Locate all lines in the data below that hold "Date" and show them.

□ □ □ □ □

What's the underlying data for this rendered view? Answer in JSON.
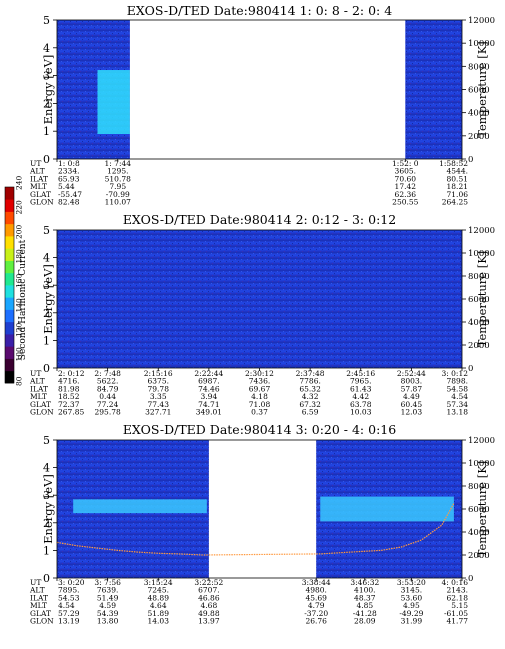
{
  "colorbar": {
    "label": "Second Harmonic Current",
    "ticks": [
      "80",
      "100",
      "120",
      "140",
      "160",
      "180",
      "200",
      "220",
      "240"
    ],
    "colors": [
      "#000000",
      "#3a0030",
      "#5a0a6e",
      "#3a1fa8",
      "#1f3fd0",
      "#1e6fff",
      "#19a6ff",
      "#1fe0e0",
      "#20e890",
      "#60f040",
      "#c8f018",
      "#ffe000",
      "#ff9a00",
      "#ff4a00",
      "#e00000",
      "#a00000"
    ]
  },
  "chart_data": [
    {
      "type": "heatmap",
      "title": "EXOS-D/TED   Date:980414  1: 0: 8 - 2: 0: 4",
      "ylabel": "Energy [eV]",
      "y2label": "Temperature [K]",
      "ylim": [
        0,
        5
      ],
      "y2lim": [
        0,
        12000
      ],
      "yticks": [
        "0",
        "1",
        "2",
        "3",
        "4",
        "5"
      ],
      "y2ticks": [
        "0",
        "2000",
        "4000",
        "6000",
        "8000",
        "10000",
        "12000"
      ],
      "gaps": [
        [
          0.18,
          0.86
        ]
      ],
      "features": [
        {
          "kind": "band",
          "x0": 0.1,
          "x1": 0.18,
          "e0": 0.9,
          "e1": 3.2,
          "color": "#30e0ff"
        }
      ],
      "ephem_labels": [
        "UT",
        "ALT",
        "ILAT",
        "MLT",
        "GLAT",
        "GLON"
      ],
      "ephem": [
        {
          "pos": 0.0,
          "values": [
            "1: 0:8",
            "2334.",
            "65.93",
            "5.44",
            "-55.47",
            "82.48"
          ]
        },
        {
          "pos": 0.15,
          "values": [
            "1: 7:44",
            "1295.",
            "510.78",
            "7.95",
            "-70.99",
            "110.07"
          ]
        },
        {
          "pos": 0.86,
          "values": [
            "1:52: 0",
            "3605.",
            "70.60",
            "17.42",
            "62.36",
            "250.55"
          ]
        },
        {
          "pos": 1.0,
          "values": [
            "1:58:52",
            "4544.",
            "80.51",
            "18.21",
            "71.06",
            "264.25"
          ]
        }
      ]
    },
    {
      "type": "heatmap",
      "title": "EXOS-D/TED   Date:980414  2: 0:12 - 3: 0:12",
      "ylabel": "Energy [eV]",
      "y2label": "Temperature [K]",
      "ylim": [
        0,
        5
      ],
      "y2lim": [
        0,
        12000
      ],
      "yticks": [
        "0",
        "1",
        "2",
        "3",
        "4",
        "5"
      ],
      "y2ticks": [
        "0",
        "2000",
        "4000",
        "6000",
        "8000",
        "10000",
        "12000"
      ],
      "gaps": [],
      "features": [],
      "ephem_labels": [
        "UT",
        "ALT",
        "ILAT",
        "MLT",
        "GLAT",
        "GLON"
      ],
      "ephem": [
        {
          "pos": 0.0,
          "values": [
            "2: 0:12",
            "4716.",
            "81.98",
            "18.52",
            "72.37",
            "267.85"
          ]
        },
        {
          "pos": 0.125,
          "values": [
            "2: 7:48",
            "5622.",
            "84.79",
            "0.44",
            "77.24",
            "295.78"
          ]
        },
        {
          "pos": 0.25,
          "values": [
            "2:15:16",
            "6375.",
            "79.78",
            "3.35",
            "77.43",
            "327.71"
          ]
        },
        {
          "pos": 0.375,
          "values": [
            "2:22:44",
            "6987.",
            "74.46",
            "3.94",
            "74.71",
            "349.01"
          ]
        },
        {
          "pos": 0.5,
          "values": [
            "2:30:12",
            "7436.",
            "69.67",
            "4.18",
            "71.08",
            "0.37"
          ]
        },
        {
          "pos": 0.625,
          "values": [
            "2:37:48",
            "7786.",
            "65.32",
            "4.32",
            "67.32",
            "6.59"
          ]
        },
        {
          "pos": 0.75,
          "values": [
            "2:45:16",
            "7965.",
            "61.43",
            "4.42",
            "63.78",
            "10.03"
          ]
        },
        {
          "pos": 0.875,
          "values": [
            "2:52:44",
            "8003.",
            "57.87",
            "4.49",
            "60.45",
            "12.03"
          ]
        },
        {
          "pos": 1.0,
          "values": [
            "3: 0:12",
            "7898.",
            "54.58",
            "4.54",
            "57.34",
            "13.18"
          ]
        }
      ]
    },
    {
      "type": "heatmap",
      "title": "EXOS-D/TED   Date:980414  3: 0:20 - 4: 0:16",
      "ylabel": "Energy [eV]",
      "y2label": "Temperature [K]",
      "ylim": [
        0,
        5
      ],
      "y2lim": [
        0,
        12000
      ],
      "yticks": [
        "0",
        "1",
        "2",
        "3",
        "4",
        "5"
      ],
      "y2ticks": [
        "0",
        "2000",
        "4000",
        "6000",
        "8000",
        "10000",
        "12000"
      ],
      "gaps": [
        [
          0.375,
          0.64
        ]
      ],
      "features": [
        {
          "kind": "band",
          "x0": 0.04,
          "x1": 0.37,
          "e0": 2.35,
          "e1": 2.85,
          "color": "#3ac8ff"
        },
        {
          "kind": "band",
          "x0": 0.65,
          "x1": 0.98,
          "e0": 2.05,
          "e1": 2.95,
          "color": "#3ac8ff"
        }
      ],
      "temperature_trace": [
        [
          0.0,
          3100
        ],
        [
          0.05,
          2800
        ],
        [
          0.1,
          2600
        ],
        [
          0.15,
          2400
        ],
        [
          0.2,
          2250
        ],
        [
          0.25,
          2150
        ],
        [
          0.3,
          2100
        ],
        [
          0.36,
          2000
        ],
        [
          0.65,
          2100
        ],
        [
          0.7,
          2200
        ],
        [
          0.75,
          2300
        ],
        [
          0.8,
          2400
        ],
        [
          0.85,
          2700
        ],
        [
          0.9,
          3300
        ],
        [
          0.95,
          4600
        ],
        [
          0.98,
          6500
        ]
      ],
      "ephem_labels": [
        "UT",
        "ALT",
        "ILAT",
        "MLT",
        "GLAT",
        "GLON"
      ],
      "ephem": [
        {
          "pos": 0.0,
          "values": [
            "3: 0:20",
            "7895.",
            "54.53",
            "4.54",
            "57.29",
            "13.19"
          ]
        },
        {
          "pos": 0.125,
          "values": [
            "3: 7:56",
            "7639.",
            "51.49",
            "4.59",
            "54.39",
            "13.80"
          ]
        },
        {
          "pos": 0.25,
          "values": [
            "3:15:24",
            "7245.",
            "48.89",
            "4.64",
            "51.89",
            "14.03"
          ]
        },
        {
          "pos": 0.375,
          "values": [
            "3:22:52",
            "6707.",
            "46.86",
            "4.68",
            "49.88",
            "13.97"
          ]
        },
        {
          "pos": 0.64,
          "values": [
            "3:38:44",
            "4980.",
            "45.69",
            "4.79",
            "-37.20",
            "26.76"
          ]
        },
        {
          "pos": 0.76,
          "values": [
            "3:46:32",
            "4100.",
            "48.37",
            "4.85",
            "-41.28",
            "28.09"
          ]
        },
        {
          "pos": 0.875,
          "values": [
            "3:53:20",
            "3145.",
            "53.60",
            "4.95",
            "-49.29",
            "31.99"
          ]
        },
        {
          "pos": 1.0,
          "values": [
            "4: 0:16",
            "2143.",
            "62.18",
            "5.15",
            "-61.05",
            "41.77"
          ]
        }
      ]
    }
  ]
}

□ □ □ □ □

**Final result:**
      "title": "EXOS-D/TED   Date:980414  1: 0: 8 - 2: 0: 4",
      "title": "EXOS-D/TED   Date:980414  2: 0:12 - 3: 0:12",
      "title": "EXOS-D/TED   Date:980414  3: 0:20 - 4: 0:16",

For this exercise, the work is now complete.